> _Dataset listings of figures_
###

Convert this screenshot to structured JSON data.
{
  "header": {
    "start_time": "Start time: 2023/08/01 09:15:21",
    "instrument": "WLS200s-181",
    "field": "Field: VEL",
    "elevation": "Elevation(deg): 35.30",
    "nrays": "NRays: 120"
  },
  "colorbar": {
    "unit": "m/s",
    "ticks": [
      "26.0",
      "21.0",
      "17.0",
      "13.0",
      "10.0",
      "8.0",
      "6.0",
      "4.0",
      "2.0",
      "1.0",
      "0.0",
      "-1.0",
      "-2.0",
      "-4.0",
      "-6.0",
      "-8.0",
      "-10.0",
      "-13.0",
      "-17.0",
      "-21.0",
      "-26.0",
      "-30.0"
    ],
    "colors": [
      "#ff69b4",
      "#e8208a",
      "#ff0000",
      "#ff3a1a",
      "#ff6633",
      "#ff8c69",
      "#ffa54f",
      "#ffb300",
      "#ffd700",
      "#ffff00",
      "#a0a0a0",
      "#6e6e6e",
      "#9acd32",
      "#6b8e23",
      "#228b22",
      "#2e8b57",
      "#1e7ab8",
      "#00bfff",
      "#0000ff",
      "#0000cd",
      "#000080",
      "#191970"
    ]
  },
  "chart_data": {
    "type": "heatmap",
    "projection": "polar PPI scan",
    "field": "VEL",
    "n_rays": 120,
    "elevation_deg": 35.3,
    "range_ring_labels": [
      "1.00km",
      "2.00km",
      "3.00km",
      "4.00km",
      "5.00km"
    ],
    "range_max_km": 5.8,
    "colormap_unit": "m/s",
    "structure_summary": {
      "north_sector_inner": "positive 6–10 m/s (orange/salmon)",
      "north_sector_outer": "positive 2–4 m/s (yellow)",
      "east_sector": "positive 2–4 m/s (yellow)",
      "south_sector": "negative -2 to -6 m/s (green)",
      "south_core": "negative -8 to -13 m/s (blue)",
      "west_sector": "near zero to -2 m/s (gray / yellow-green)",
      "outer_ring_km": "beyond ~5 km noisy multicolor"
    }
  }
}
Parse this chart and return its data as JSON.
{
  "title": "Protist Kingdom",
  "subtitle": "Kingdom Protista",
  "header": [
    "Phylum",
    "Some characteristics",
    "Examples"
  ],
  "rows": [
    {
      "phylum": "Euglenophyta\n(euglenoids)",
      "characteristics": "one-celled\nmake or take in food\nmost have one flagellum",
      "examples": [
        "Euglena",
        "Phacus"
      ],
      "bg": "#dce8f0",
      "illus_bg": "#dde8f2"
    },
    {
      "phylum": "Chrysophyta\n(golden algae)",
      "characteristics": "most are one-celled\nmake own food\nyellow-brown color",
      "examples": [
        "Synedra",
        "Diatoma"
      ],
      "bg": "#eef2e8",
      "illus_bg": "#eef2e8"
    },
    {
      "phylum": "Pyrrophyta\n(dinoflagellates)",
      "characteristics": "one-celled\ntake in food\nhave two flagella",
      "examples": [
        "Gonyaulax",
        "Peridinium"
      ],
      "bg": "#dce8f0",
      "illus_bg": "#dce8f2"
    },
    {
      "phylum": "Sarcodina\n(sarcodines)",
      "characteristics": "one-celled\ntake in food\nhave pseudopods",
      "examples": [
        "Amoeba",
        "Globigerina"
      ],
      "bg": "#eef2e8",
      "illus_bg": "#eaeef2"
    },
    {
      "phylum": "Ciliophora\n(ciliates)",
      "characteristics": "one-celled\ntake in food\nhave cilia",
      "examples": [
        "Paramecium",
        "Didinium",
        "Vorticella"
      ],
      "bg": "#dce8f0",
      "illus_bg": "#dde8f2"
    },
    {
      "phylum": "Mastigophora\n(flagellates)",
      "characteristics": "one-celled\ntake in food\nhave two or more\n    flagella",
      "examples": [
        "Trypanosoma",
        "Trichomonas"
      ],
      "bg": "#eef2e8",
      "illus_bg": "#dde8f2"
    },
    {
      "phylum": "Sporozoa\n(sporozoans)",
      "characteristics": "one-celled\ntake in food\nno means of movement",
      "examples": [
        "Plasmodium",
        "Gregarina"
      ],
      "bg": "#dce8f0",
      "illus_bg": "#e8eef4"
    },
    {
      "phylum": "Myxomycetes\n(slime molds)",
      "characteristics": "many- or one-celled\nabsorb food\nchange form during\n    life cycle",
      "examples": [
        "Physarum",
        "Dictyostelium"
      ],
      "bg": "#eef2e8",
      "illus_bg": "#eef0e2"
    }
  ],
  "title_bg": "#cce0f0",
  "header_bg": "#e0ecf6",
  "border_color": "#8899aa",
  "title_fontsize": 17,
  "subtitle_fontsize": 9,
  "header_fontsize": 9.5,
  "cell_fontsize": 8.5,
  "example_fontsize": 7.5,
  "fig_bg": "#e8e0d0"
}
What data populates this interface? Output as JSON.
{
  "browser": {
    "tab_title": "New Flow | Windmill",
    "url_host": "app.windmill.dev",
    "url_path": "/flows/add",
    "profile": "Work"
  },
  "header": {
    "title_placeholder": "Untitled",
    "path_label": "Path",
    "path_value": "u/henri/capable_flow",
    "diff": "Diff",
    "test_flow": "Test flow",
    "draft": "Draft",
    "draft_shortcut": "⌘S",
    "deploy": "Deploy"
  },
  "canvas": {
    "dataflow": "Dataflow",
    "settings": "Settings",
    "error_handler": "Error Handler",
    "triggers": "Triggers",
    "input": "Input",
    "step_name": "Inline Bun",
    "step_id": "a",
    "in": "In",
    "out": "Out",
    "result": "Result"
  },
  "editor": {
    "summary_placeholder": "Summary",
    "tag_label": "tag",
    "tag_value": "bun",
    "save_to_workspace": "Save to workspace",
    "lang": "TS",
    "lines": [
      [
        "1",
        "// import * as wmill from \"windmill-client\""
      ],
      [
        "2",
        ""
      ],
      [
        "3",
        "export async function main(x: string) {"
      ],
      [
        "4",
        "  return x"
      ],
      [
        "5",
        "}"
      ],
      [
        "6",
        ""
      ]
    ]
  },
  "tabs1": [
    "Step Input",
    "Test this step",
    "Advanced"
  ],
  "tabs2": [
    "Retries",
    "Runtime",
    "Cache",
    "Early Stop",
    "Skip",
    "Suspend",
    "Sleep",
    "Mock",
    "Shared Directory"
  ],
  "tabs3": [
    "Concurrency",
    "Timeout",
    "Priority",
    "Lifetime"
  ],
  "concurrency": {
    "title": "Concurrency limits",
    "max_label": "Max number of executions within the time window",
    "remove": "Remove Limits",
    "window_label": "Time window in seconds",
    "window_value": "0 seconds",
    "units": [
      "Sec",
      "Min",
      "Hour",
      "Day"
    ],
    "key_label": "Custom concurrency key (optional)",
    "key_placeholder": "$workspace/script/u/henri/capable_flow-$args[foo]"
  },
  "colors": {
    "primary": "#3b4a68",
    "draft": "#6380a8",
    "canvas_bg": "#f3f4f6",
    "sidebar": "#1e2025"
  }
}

###

> _What the exercise asks_
Exactly reproduce every line of the data above.

> _Correct answer_
Convert this screenshot to structured JSON data.
{
  "header": {
    "start_time": "Start time: 2023/08/01 09:15:21",
    "instrument": "WLS200s-181",
    "field": "Field: VEL",
    "elevation": "Elevation(deg): 35.30",
    "nrays": "NRays: 120"
  },
  "colorbar": {
    "unit": "m/s",
    "ticks": [
      "26.0",
      "21.0",
      "17.0",
      "13.0",
      "10.0",
      "8.0",
      "6.0",
      "4.0",
      "2.0",
      "1.0",
      "0.0",
      "-1.0",
      "-2.0",
      "-4.0",
      "-6.0",
      "-8.0",
      "-10.0",
      "-13.0",
      "-17.0",
      "-21.0",
      "-26.0",
      "-30.0"
    ],
    "colors": [
      "#ff69b4",
      "#e8208a",
      "#ff0000",
      "#ff3a1a",
      "#ff6633",
      "#ff8c69",
      "#ffa54f",
      "#ffb300",
      "#ffd700",
      "#ffff00",
      "#a0a0a0",
      "#6e6e6e",
      "#9acd32",
      "#6b8e23",
      "#228b22",
      "#2e8b57",
      "#1e7ab8",
      "#00bfff",
      "#0000ff",
      "#0000cd",
      "#000080",
      "#191970"
    ]
  },
  "chart_data": {
    "type": "heatmap",
    "projection": "polar PPI scan",
    "field": "VEL",
    "n_rays": 120,
    "elevation_deg": 35.3,
    "range_ring_labels": [
      "1.00km",
      "2.00km",
      "3.00km",
      "4.00km",
      "5.00km"
    ],
    "range_max_km": 5.8,
    "colormap_unit": "m/s",
    "structure_summary": {
      "north_sector_inner": "positive 6–10 m/s (orange/salmon)",
      "north_sector_outer": "positive 2–4 m/s (yellow)",
      "east_sector": "positive 2–4 m/s (yellow)",
      "south_sector": "negative -2 to -6 m/s (green)",
      "south_core": "negative -8 to -13 m/s (blue)",
      "west_sector": "near zero to -2 m/s (gray / yellow-green)",
      "outer_ring_km": "beyond ~5 km noisy multicolor"
    }
  }
}
Parse this chart and return its data as JSON.
{
  "title": "Protist Kingdom",
  "subtitle": "Kingdom Protista",
  "header": [
    "Phylum",
    "Some characteristics",
    "Examples"
  ],
  "rows": [
    {
      "phylum": "Euglenophyta\n(euglenoids)",
      "characteristics": "one-celled\nmake or take in food\nmost have one flagellum",
      "examples": [
        "Euglena",
        "Phacus"
      ],
      "bg": "#dce8f0",
      "illus_bg": "#dde8f2"
    },
    {
      "phylum": "Chrysophyta\n(golden algae)",
      "characteristics": "most are one-celled\nmake own food\nyellow-brown color",
      "examples": [
        "Synedra",
        "Diatoma"
      ],
      "bg": "#eef2e8",
      "illus_bg": "#eef2e8"
    },
    {
      "phylum": "Pyrrophyta\n(dinoflagellates)",
      "characteristics": "one-celled\ntake in food\nhave two flagella",
      "examples": [
        "Gonyaulax",
        "Peridinium"
      ],
      "bg": "#dce8f0",
      "illus_bg": "#dce8f2"
    },
    {
      "phylum": "Sarcodina\n(sarcodines)",
      "characteristics": "one-celled\ntake in food\nhave pseudopods",
      "examples": [
        "Amoeba",
        "Globigerina"
      ],
      "bg": "#eef2e8",
      "illus_bg": "#eaeef2"
    },
    {
      "phylum": "Ciliophora\n(ciliates)",
      "characteristics": "one-celled\ntake in food\nhave cilia",
      "examples": [
        "Paramecium",
        "Didinium",
        "Vorticella"
      ],
      "bg": "#dce8f0",
      "illus_bg": "#dde8f2"
    },
    {
      "phylum": "Mastigophora\n(flagellates)",
      "characteristics": "one-celled\ntake in food\nhave two or more\n    flagella",
      "examples": [
        "Trypanosoma",
        "Trichomonas"
      ],
      "bg": "#eef2e8",
      "illus_bg": "#dde8f2"
    },
    {
      "phylum": "Sporozoa\n(sporozoans)",
      "characteristics": "one-celled\ntake in food\nno means of movement",
      "examples": [
        "Plasmodium",
        "Gregarina"
      ],
      "bg": "#dce8f0",
      "illus_bg": "#e8eef4"
    },
    {
      "phylum": "Myxomycetes\n(slime molds)",
      "characteristics": "many- or one-celled\nabsorb food\nchange form during\n    life cycle",
      "examples": [
        "Physarum",
        "Dictyostelium"
      ],
      "bg": "#eef2e8",
      "illus_bg": "#eef0e2"
    }
  ],
  "title_bg": "#cce0f0",
  "header_bg": "#e0ecf6",
  "border_color": "#8899aa",
  "title_fontsize": 17,
  "subtitle_fontsize": 9,
  "header_fontsize": 9.5,
  "cell_fontsize": 8.5,
  "example_fontsize": 7.5,
  "fig_bg": "#e8e0d0"
}
What data populates this interface? Output as JSON.
{
  "browser": {
    "tab_title": "New Flow | Windmill",
    "url_host": "app.windmill.dev",
    "url_path": "/flows/add",
    "profile": "Work"
  },
  "header": {
    "title_placeholder": "Untitled",
    "path_label": "Path",
    "path_value": "u/henri/capable_flow",
    "diff": "Diff",
    "test_flow": "Test flow",
    "draft": "Draft",
    "draft_shortcut": "⌘S",
    "deploy": "Deploy"
  },
  "canvas": {
    "dataflow": "Dataflow",
    "settings": "Settings",
    "error_handler": "Error Handler",
    "triggers": "Triggers",
    "input": "Input",
    "step_name": "Inline Bun",
    "step_id": "a",
    "in": "In",
    "out": "Out",
    "result": "Result"
  },
  "editor": {
    "summary_placeholder": "Summary",
    "tag_label": "tag",
    "tag_value": "bun",
    "save_to_workspace": "Save to workspace",
    "lang": "TS",
    "lines": [
      [
        "1",
        "// import * as wmill from \"windmill-client\""
      ],
      [
        "2",
        ""
      ],
      [
        "3",
        "export async function main(x: string) {"
      ],
      [
        "4",
        "  return x"
      ],
      [
        "5",
        "}"
      ],
      [
        "6",
        ""
      ]
    ]
  },
  "tabs1": [
    "Step Input",
    "Test this step",
    "Advanced"
  ],
  "tabs2": [
    "Retries",
    "Runtime",
    "Cache",
    "Early Stop",
    "Skip",
    "Suspend",
    "Sleep",
    "Mock",
    "Shared Directory"
  ],
  "tabs3": [
    "Concurrency",
    "Timeout",
    "Priority",
    "Lifetime"
  ],
  "concurrency": {
    "title": "Concurrency limits",
    "max_label": "Max number of executions within the time window",
    "remove": "Remove Limits",
    "window_label": "Time window in seconds",
    "window_value": "0 seconds",
    "units": [
      "Sec",
      "Min",
      "Hour",
      "Day"
    ],
    "key_label": "Custom concurrency key (optional)",
    "key_placeholder": "$workspace/script/u/henri/capable_flow-$args[foo]"
  },
  "colors": {
    "primary": "#3b4a68",
    "draft": "#6380a8",
    "canvas_bg": "#f3f4f6",
    "sidebar": "#1e2025"
  }
}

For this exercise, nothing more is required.